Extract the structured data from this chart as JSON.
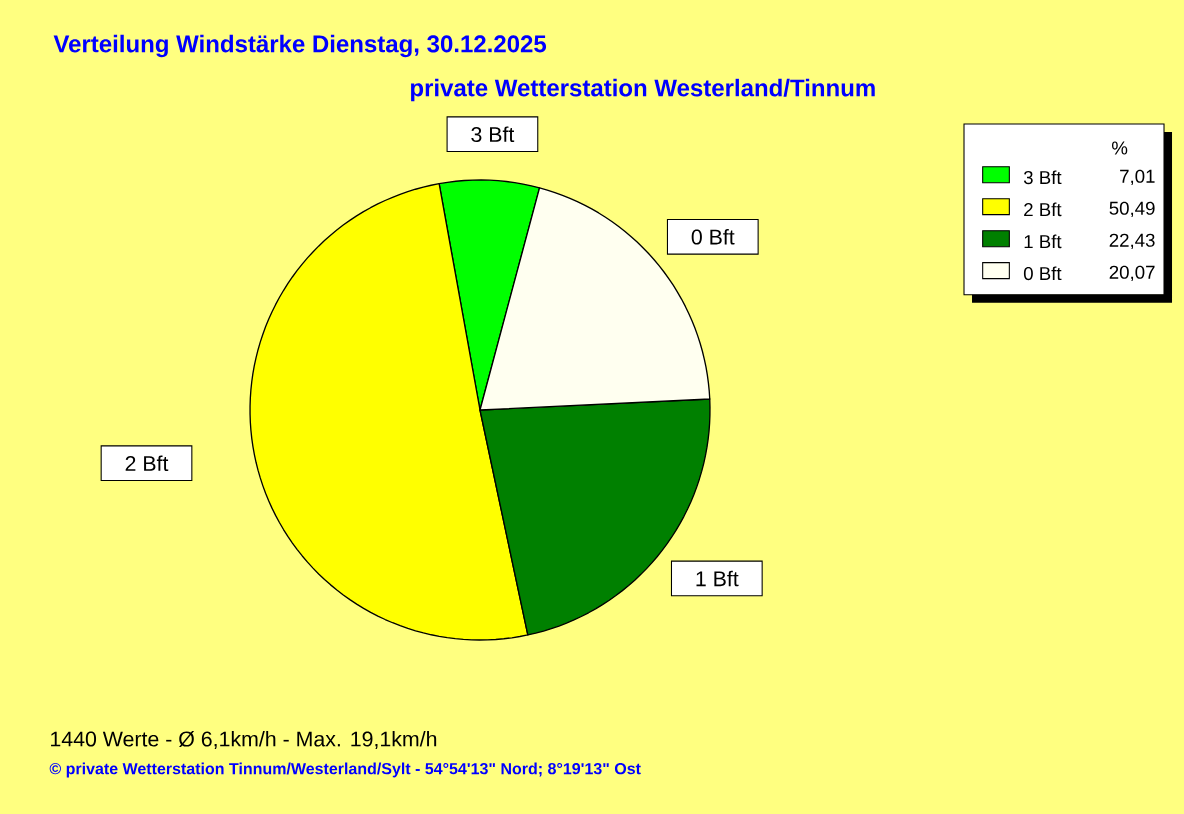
{
  "chart_data": {
    "type": "pie",
    "title": "Verteilung Windstärke  Dienstag, 30.12.2025",
    "subtitle": "private Wetterstation Westerland/Tinnum",
    "categories": [
      "3 Bft",
      "2 Bft",
      "1 Bft",
      "0 Bft"
    ],
    "values": [
      7.01,
      50.49,
      22.43,
      20.07
    ],
    "value_labels": [
      "7,01",
      "50,49",
      "22,43",
      "20,07"
    ],
    "colors": [
      "#00ff00",
      "#ffff00",
      "#008000",
      "#fffff0"
    ],
    "legend": "top right",
    "legend_title": "%",
    "annotations": [
      "1440 Werte   -   Ø 6,1km/h  -  Max. 19,1km/h",
      "© private Wetterstation Tinnum/Westerland/Sylt   -   54°54'13\" Nord; 8°19'13\" Ost"
    ]
  }
}
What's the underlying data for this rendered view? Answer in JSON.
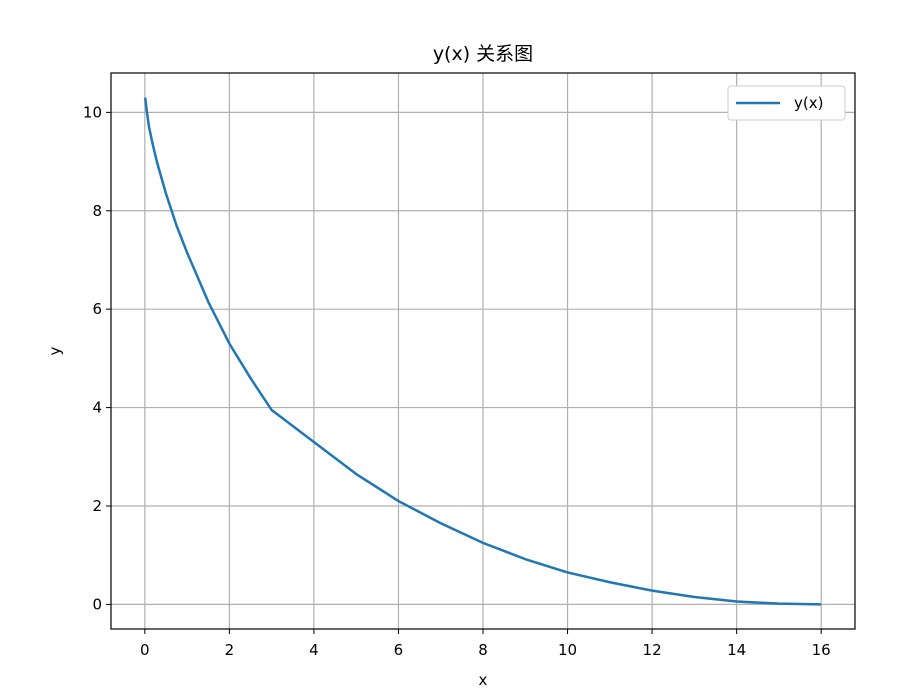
{
  "chart_data": {
    "type": "line",
    "title": "y(x) 关系图",
    "xlabel": "x",
    "ylabel": "y",
    "xlim": [
      -0.8,
      16.8
    ],
    "ylim": [
      -0.5,
      10.8
    ],
    "xticks": [
      0,
      2,
      4,
      6,
      8,
      10,
      12,
      14,
      16
    ],
    "yticks": [
      0,
      2,
      4,
      6,
      8,
      10
    ],
    "xtick_labels": [
      "0",
      "2",
      "4",
      "6",
      "8",
      "10",
      "12",
      "14",
      "16"
    ],
    "ytick_labels": [
      "0",
      "2",
      "4",
      "6",
      "8",
      "10"
    ],
    "grid": true,
    "legend": {
      "position": "top-right"
    },
    "series": [
      {
        "name": "y(x)",
        "color": "#1f77b4",
        "x": [
          0.01,
          0.05,
          0.1,
          0.2,
          0.3,
          0.5,
          0.75,
          1,
          1.5,
          2,
          2.5,
          3,
          4,
          5,
          6,
          7,
          8,
          9,
          10,
          11,
          12,
          13,
          14,
          15,
          16
        ],
        "y": [
          10.3,
          10.0,
          9.7,
          9.3,
          8.95,
          8.35,
          7.7,
          7.15,
          6.15,
          5.3,
          4.6,
          3.95,
          3.3,
          2.65,
          2.1,
          1.65,
          1.25,
          0.92,
          0.65,
          0.45,
          0.28,
          0.15,
          0.06,
          0.015,
          0.0
        ]
      }
    ]
  }
}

Required work » Print all of the records shown above exactly, leaving out each picture.

Response to this task »
Extract the structured data from this chart as JSON.
{
  "chart_data": {
    "type": "pie",
    "title": "Verteilung Windstärke  Dienstag, 30.12.2025",
    "subtitle": "private Wetterstation Westerland/Tinnum",
    "categories": [
      "3 Bft",
      "2 Bft",
      "1 Bft",
      "0 Bft"
    ],
    "values": [
      7.01,
      50.49,
      22.43,
      20.07
    ],
    "value_labels": [
      "7,01",
      "50,49",
      "22,43",
      "20,07"
    ],
    "colors": [
      "#00ff00",
      "#ffff00",
      "#008000",
      "#fffff0"
    ],
    "legend": "top right",
    "legend_title": "%",
    "annotations": [
      "1440 Werte   -   Ø 6,1km/h  -  Max. 19,1km/h",
      "© private Wetterstation Tinnum/Westerland/Sylt   -   54°54'13\" Nord; 8°19'13\" Ost"
    ]
  }
}
What's the underlying data for this rendered view? Answer in JSON.
{
  "chart_data": {
    "type": "line",
    "title": "y(x) 关系图",
    "xlabel": "x",
    "ylabel": "y",
    "xlim": [
      -0.8,
      16.8
    ],
    "ylim": [
      -0.5,
      10.8
    ],
    "xticks": [
      0,
      2,
      4,
      6,
      8,
      10,
      12,
      14,
      16
    ],
    "yticks": [
      0,
      2,
      4,
      6,
      8,
      10
    ],
    "xtick_labels": [
      "0",
      "2",
      "4",
      "6",
      "8",
      "10",
      "12",
      "14",
      "16"
    ],
    "ytick_labels": [
      "0",
      "2",
      "4",
      "6",
      "8",
      "10"
    ],
    "grid": true,
    "legend": {
      "position": "top-right"
    },
    "series": [
      {
        "name": "y(x)",
        "color": "#1f77b4",
        "x": [
          0.01,
          0.05,
          0.1,
          0.2,
          0.3,
          0.5,
          0.75,
          1,
          1.5,
          2,
          2.5,
          3,
          4,
          5,
          6,
          7,
          8,
          9,
          10,
          11,
          12,
          13,
          14,
          15,
          16
        ],
        "y": [
          10.3,
          10.0,
          9.7,
          9.3,
          8.95,
          8.35,
          7.7,
          7.15,
          6.15,
          5.3,
          4.6,
          3.95,
          3.3,
          2.65,
          2.1,
          1.65,
          1.25,
          0.92,
          0.65,
          0.45,
          0.28,
          0.15,
          0.06,
          0.015,
          0.0
        ]
      }
    ]
  }
}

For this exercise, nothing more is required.